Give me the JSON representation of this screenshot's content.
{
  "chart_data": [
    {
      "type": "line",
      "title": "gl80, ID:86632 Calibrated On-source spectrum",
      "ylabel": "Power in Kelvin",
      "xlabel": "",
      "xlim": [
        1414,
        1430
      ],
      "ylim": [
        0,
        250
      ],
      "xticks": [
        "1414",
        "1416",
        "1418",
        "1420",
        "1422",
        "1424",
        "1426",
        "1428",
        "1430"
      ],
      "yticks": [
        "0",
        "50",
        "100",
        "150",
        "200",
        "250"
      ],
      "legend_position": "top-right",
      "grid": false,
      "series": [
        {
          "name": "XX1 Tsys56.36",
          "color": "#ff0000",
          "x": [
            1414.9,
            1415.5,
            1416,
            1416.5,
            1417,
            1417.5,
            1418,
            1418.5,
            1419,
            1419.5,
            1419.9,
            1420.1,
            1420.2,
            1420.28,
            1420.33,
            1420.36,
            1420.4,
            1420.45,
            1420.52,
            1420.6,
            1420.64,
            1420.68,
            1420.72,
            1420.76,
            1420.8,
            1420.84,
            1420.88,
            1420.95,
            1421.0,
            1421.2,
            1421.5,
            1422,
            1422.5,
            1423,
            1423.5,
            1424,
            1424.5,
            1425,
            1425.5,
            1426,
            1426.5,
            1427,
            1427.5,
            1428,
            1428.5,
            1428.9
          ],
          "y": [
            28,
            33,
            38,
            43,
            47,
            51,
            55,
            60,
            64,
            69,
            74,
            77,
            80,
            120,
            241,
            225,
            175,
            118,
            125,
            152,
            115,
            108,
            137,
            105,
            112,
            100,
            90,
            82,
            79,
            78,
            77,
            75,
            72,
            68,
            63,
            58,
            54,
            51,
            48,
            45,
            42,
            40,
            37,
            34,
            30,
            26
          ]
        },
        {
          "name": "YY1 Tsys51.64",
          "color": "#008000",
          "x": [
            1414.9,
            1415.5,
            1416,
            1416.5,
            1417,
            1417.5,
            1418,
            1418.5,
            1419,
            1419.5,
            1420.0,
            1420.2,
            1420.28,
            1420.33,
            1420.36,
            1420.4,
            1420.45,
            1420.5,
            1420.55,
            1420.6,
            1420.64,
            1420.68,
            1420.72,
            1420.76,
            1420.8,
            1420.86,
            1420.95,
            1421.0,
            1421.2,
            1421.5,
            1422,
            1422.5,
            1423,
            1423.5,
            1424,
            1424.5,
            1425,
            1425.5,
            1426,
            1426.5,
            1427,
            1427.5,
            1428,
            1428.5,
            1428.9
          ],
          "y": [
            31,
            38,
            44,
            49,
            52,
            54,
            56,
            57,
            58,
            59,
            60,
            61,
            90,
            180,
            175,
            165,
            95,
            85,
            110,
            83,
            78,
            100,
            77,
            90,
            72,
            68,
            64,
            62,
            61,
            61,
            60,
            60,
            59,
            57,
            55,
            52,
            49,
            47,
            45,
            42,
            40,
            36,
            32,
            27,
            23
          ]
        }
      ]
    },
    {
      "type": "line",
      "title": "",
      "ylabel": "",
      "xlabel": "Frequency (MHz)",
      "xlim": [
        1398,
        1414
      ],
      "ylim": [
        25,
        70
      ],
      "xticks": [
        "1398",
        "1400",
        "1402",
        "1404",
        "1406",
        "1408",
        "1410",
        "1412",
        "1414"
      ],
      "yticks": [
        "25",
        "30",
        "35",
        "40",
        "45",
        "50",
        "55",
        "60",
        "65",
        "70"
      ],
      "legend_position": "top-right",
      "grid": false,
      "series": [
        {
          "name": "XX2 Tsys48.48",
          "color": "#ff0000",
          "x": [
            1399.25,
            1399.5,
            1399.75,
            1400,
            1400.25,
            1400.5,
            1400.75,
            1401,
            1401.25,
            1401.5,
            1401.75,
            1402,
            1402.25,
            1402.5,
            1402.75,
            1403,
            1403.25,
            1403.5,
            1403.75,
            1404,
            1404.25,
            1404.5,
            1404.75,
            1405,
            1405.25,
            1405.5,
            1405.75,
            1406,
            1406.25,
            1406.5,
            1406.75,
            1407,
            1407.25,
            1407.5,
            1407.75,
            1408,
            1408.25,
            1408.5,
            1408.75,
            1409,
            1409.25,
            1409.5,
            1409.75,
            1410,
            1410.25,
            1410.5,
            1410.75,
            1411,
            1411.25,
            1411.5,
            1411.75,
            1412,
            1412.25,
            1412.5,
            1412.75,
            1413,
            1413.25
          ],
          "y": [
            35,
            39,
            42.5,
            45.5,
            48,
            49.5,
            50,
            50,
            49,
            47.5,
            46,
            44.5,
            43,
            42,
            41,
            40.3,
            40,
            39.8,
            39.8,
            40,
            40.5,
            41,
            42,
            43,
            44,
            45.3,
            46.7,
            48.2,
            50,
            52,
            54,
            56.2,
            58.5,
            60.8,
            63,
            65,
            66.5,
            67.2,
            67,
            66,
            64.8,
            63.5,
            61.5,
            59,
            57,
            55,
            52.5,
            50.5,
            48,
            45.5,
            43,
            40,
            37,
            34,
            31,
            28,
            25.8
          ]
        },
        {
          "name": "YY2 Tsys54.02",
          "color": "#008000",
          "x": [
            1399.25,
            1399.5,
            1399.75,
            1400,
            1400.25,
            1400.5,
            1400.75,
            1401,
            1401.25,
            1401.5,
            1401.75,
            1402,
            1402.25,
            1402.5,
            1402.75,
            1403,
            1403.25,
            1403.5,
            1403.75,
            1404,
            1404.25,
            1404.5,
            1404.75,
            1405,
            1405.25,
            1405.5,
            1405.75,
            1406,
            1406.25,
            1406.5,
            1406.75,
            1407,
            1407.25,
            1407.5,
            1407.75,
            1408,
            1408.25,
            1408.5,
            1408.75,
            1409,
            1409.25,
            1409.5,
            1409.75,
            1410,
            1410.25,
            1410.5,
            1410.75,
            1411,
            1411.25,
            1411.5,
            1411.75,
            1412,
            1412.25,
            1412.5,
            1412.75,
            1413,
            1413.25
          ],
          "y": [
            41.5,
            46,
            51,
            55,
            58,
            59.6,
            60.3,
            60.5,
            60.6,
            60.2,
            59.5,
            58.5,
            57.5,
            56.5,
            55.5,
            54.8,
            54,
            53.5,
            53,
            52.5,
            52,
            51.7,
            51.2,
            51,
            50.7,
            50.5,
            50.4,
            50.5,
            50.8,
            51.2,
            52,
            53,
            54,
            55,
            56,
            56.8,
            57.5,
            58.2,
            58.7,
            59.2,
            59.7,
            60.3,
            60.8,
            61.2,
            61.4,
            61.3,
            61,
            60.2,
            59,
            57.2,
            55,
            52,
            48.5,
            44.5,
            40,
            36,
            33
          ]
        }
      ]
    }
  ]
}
##########
_WORK TO DO_: Return what is listed above, exactly and completely.

_RESULT OF THE EXERCISE_:
Give me the JSON representation of this screenshot's content.
{
  "chart_data": [
    {
      "type": "line",
      "title": "gl80, ID:86632 Calibrated On-source spectrum",
      "ylabel": "Power in Kelvin",
      "xlabel": "",
      "xlim": [
        1414,
        1430
      ],
      "ylim": [
        0,
        250
      ],
      "xticks": [
        "1414",
        "1416",
        "1418",
        "1420",
        "1422",
        "1424",
        "1426",
        "1428",
        "1430"
      ],
      "yticks": [
        "0",
        "50",
        "100",
        "150",
        "200",
        "250"
      ],
      "legend_position": "top-right",
      "grid": false,
      "series": [
        {
          "name": "XX1 Tsys56.36",
          "color": "#ff0000",
          "x": [
            1414.9,
            1415.5,
            1416,
            1416.5,
            1417,
            1417.5,
            1418,
            1418.5,
            1419,
            1419.5,
            1419.9,
            1420.1,
            1420.2,
            1420.28,
            1420.33,
            1420.36,
            1420.4,
            1420.45,
            1420.52,
            1420.6,
            1420.64,
            1420.68,
            1420.72,
            1420.76,
            1420.8,
            1420.84,
            1420.88,
            1420.95,
            1421.0,
            1421.2,
            1421.5,
            1422,
            1422.5,
            1423,
            1423.5,
            1424,
            1424.5,
            1425,
            1425.5,
            1426,
            1426.5,
            1427,
            1427.5,
            1428,
            1428.5,
            1428.9
          ],
          "y": [
            28,
            33,
            38,
            43,
            47,
            51,
            55,
            60,
            64,
            69,
            74,
            77,
            80,
            120,
            241,
            225,
            175,
            118,
            125,
            152,
            115,
            108,
            137,
            105,
            112,
            100,
            90,
            82,
            79,
            78,
            77,
            75,
            72,
            68,
            63,
            58,
            54,
            51,
            48,
            45,
            42,
            40,
            37,
            34,
            30,
            26
          ]
        },
        {
          "name": "YY1 Tsys51.64",
          "color": "#008000",
          "x": [
            1414.9,
            1415.5,
            1416,
            1416.5,
            1417,
            1417.5,
            1418,
            1418.5,
            1419,
            1419.5,
            1420.0,
            1420.2,
            1420.28,
            1420.33,
            1420.36,
            1420.4,
            1420.45,
            1420.5,
            1420.55,
            1420.6,
            1420.64,
            1420.68,
            1420.72,
            1420.76,
            1420.8,
            1420.86,
            1420.95,
            1421.0,
            1421.2,
            1421.5,
            1422,
            1422.5,
            1423,
            1423.5,
            1424,
            1424.5,
            1425,
            1425.5,
            1426,
            1426.5,
            1427,
            1427.5,
            1428,
            1428.5,
            1428.9
          ],
          "y": [
            31,
            38,
            44,
            49,
            52,
            54,
            56,
            57,
            58,
            59,
            60,
            61,
            90,
            180,
            175,
            165,
            95,
            85,
            110,
            83,
            78,
            100,
            77,
            90,
            72,
            68,
            64,
            62,
            61,
            61,
            60,
            60,
            59,
            57,
            55,
            52,
            49,
            47,
            45,
            42,
            40,
            36,
            32,
            27,
            23
          ]
        }
      ]
    },
    {
      "type": "line",
      "title": "",
      "ylabel": "",
      "xlabel": "Frequency (MHz)",
      "xlim": [
        1398,
        1414
      ],
      "ylim": [
        25,
        70
      ],
      "xticks": [
        "1398",
        "1400",
        "1402",
        "1404",
        "1406",
        "1408",
        "1410",
        "1412",
        "1414"
      ],
      "yticks": [
        "25",
        "30",
        "35",
        "40",
        "45",
        "50",
        "55",
        "60",
        "65",
        "70"
      ],
      "legend_position": "top-right",
      "grid": false,
      "series": [
        {
          "name": "XX2 Tsys48.48",
          "color": "#ff0000",
          "x": [
            1399.25,
            1399.5,
            1399.75,
            1400,
            1400.25,
            1400.5,
            1400.75,
            1401,
            1401.25,
            1401.5,
            1401.75,
            1402,
            1402.25,
            1402.5,
            1402.75,
            1403,
            1403.25,
            1403.5,
            1403.75,
            1404,
            1404.25,
            1404.5,
            1404.75,
            1405,
            1405.25,
            1405.5,
            1405.75,
            1406,
            1406.25,
            1406.5,
            1406.75,
            1407,
            1407.25,
            1407.5,
            1407.75,
            1408,
            1408.25,
            1408.5,
            1408.75,
            1409,
            1409.25,
            1409.5,
            1409.75,
            1410,
            1410.25,
            1410.5,
            1410.75,
            1411,
            1411.25,
            1411.5,
            1411.75,
            1412,
            1412.25,
            1412.5,
            1412.75,
            1413,
            1413.25
          ],
          "y": [
            35,
            39,
            42.5,
            45.5,
            48,
            49.5,
            50,
            50,
            49,
            47.5,
            46,
            44.5,
            43,
            42,
            41,
            40.3,
            40,
            39.8,
            39.8,
            40,
            40.5,
            41,
            42,
            43,
            44,
            45.3,
            46.7,
            48.2,
            50,
            52,
            54,
            56.2,
            58.5,
            60.8,
            63,
            65,
            66.5,
            67.2,
            67,
            66,
            64.8,
            63.5,
            61.5,
            59,
            57,
            55,
            52.5,
            50.5,
            48,
            45.5,
            43,
            40,
            37,
            34,
            31,
            28,
            25.8
          ]
        },
        {
          "name": "YY2 Tsys54.02",
          "color": "#008000",
          "x": [
            1399.25,
            1399.5,
            1399.75,
            1400,
            1400.25,
            1400.5,
            1400.75,
            1401,
            1401.25,
            1401.5,
            1401.75,
            1402,
            1402.25,
            1402.5,
            1402.75,
            1403,
            1403.25,
            1403.5,
            1403.75,
            1404,
            1404.25,
            1404.5,
            1404.75,
            1405,
            1405.25,
            1405.5,
            1405.75,
            1406,
            1406.25,
            1406.5,
            1406.75,
            1407,
            1407.25,
            1407.5,
            1407.75,
            1408,
            1408.25,
            1408.5,
            1408.75,
            1409,
            1409.25,
            1409.5,
            1409.75,
            1410,
            1410.25,
            1410.5,
            1410.75,
            1411,
            1411.25,
            1411.5,
            1411.75,
            1412,
            1412.25,
            1412.5,
            1412.75,
            1413,
            1413.25
          ],
          "y": [
            41.5,
            46,
            51,
            55,
            58,
            59.6,
            60.3,
            60.5,
            60.6,
            60.2,
            59.5,
            58.5,
            57.5,
            56.5,
            55.5,
            54.8,
            54,
            53.5,
            53,
            52.5,
            52,
            51.7,
            51.2,
            51,
            50.7,
            50.5,
            50.4,
            50.5,
            50.8,
            51.2,
            52,
            53,
            54,
            55,
            56,
            56.8,
            57.5,
            58.2,
            58.7,
            59.2,
            59.7,
            60.3,
            60.8,
            61.2,
            61.4,
            61.3,
            61,
            60.2,
            59,
            57.2,
            55,
            52,
            48.5,
            44.5,
            40,
            36,
            33
          ]
        }
      ]
    }
  ]
}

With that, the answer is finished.